### OBJECTIVE
Please copy every one of the records below word for word, line by line.

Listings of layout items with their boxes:
━━━━━━━━━━━━━━━━━━━━━━━━━━━━━━

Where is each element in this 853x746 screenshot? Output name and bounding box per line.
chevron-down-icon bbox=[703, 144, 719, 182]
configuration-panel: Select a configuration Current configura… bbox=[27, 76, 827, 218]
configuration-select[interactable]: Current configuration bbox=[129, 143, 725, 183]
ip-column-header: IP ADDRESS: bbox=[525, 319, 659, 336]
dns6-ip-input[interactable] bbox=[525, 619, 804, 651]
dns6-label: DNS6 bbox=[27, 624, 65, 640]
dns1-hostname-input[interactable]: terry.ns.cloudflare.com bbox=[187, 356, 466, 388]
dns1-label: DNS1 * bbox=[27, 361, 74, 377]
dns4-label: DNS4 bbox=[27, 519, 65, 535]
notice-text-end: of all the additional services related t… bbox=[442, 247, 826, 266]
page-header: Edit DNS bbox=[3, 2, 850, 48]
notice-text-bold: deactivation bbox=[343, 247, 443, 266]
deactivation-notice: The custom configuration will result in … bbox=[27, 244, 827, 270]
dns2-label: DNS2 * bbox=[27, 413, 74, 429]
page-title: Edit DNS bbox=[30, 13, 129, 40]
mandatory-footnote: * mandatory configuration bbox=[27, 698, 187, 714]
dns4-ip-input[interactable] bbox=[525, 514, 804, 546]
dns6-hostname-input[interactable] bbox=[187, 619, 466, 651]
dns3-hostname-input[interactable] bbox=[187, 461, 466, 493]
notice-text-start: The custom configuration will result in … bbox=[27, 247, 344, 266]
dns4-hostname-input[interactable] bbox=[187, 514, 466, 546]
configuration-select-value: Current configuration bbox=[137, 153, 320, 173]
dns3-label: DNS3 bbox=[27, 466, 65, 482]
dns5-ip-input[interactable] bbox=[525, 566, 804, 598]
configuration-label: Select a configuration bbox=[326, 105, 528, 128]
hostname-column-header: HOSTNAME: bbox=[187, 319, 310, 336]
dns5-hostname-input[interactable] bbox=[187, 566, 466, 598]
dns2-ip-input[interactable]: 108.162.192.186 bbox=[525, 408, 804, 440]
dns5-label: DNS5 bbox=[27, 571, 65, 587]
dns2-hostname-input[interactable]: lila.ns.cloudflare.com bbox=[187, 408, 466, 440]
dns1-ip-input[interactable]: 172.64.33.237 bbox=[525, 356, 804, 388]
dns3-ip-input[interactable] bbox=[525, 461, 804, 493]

━━━━━━━━━━━━━━━━━━━━━━━━━━━━━━

### COMPLETE ANSWER
Where is each element in this 853x746 screenshot? Output name and bounding box per line.
chevron-down-icon bbox=[703, 144, 719, 182]
configuration-panel: Select a configuration Current configura… bbox=[27, 76, 827, 218]
configuration-select[interactable]: Current configuration bbox=[129, 143, 725, 183]
ip-column-header: IP ADDRESS: bbox=[525, 319, 659, 336]
dns6-ip-input[interactable] bbox=[525, 619, 804, 651]
dns6-label: DNS6 bbox=[27, 624, 65, 640]
dns1-hostname-input[interactable]: terry.ns.cloudflare.com bbox=[187, 356, 466, 388]
dns1-label: DNS1 * bbox=[27, 361, 74, 377]
dns4-label: DNS4 bbox=[27, 519, 65, 535]
notice-text-end: of all the additional services related t… bbox=[442, 247, 826, 266]
page-header: Edit DNS bbox=[3, 2, 850, 48]
notice-text-bold: deactivation bbox=[343, 247, 443, 266]
deactivation-notice: The custom configuration will result in … bbox=[27, 244, 827, 270]
dns2-label: DNS2 * bbox=[27, 413, 74, 429]
page-title: Edit DNS bbox=[30, 13, 129, 40]
mandatory-footnote: * mandatory configuration bbox=[27, 698, 187, 714]
dns4-ip-input[interactable] bbox=[525, 514, 804, 546]
dns6-hostname-input[interactable] bbox=[187, 619, 466, 651]
dns3-hostname-input[interactable] bbox=[187, 461, 466, 493]
notice-text-start: The custom configuration will result in … bbox=[27, 247, 344, 266]
dns4-hostname-input[interactable] bbox=[187, 514, 466, 546]
configuration-select-value: Current configuration bbox=[137, 153, 320, 173]
dns3-label: DNS3 bbox=[27, 466, 65, 482]
dns5-ip-input[interactable] bbox=[525, 566, 804, 598]
configuration-label: Select a configuration bbox=[326, 105, 528, 128]
hostname-column-header: HOSTNAME: bbox=[187, 319, 310, 336]
dns5-hostname-input[interactable] bbox=[187, 566, 466, 598]
dns2-ip-input[interactable]: 108.162.192.186 bbox=[525, 408, 804, 440]
dns5-label: DNS5 bbox=[27, 571, 65, 587]
dns2-hostname-input[interactable]: lila.ns.cloudflare.com bbox=[187, 408, 466, 440]
dns1-ip-input[interactable]: 172.64.33.237 bbox=[525, 356, 804, 388]
dns3-ip-input[interactable] bbox=[525, 461, 804, 493]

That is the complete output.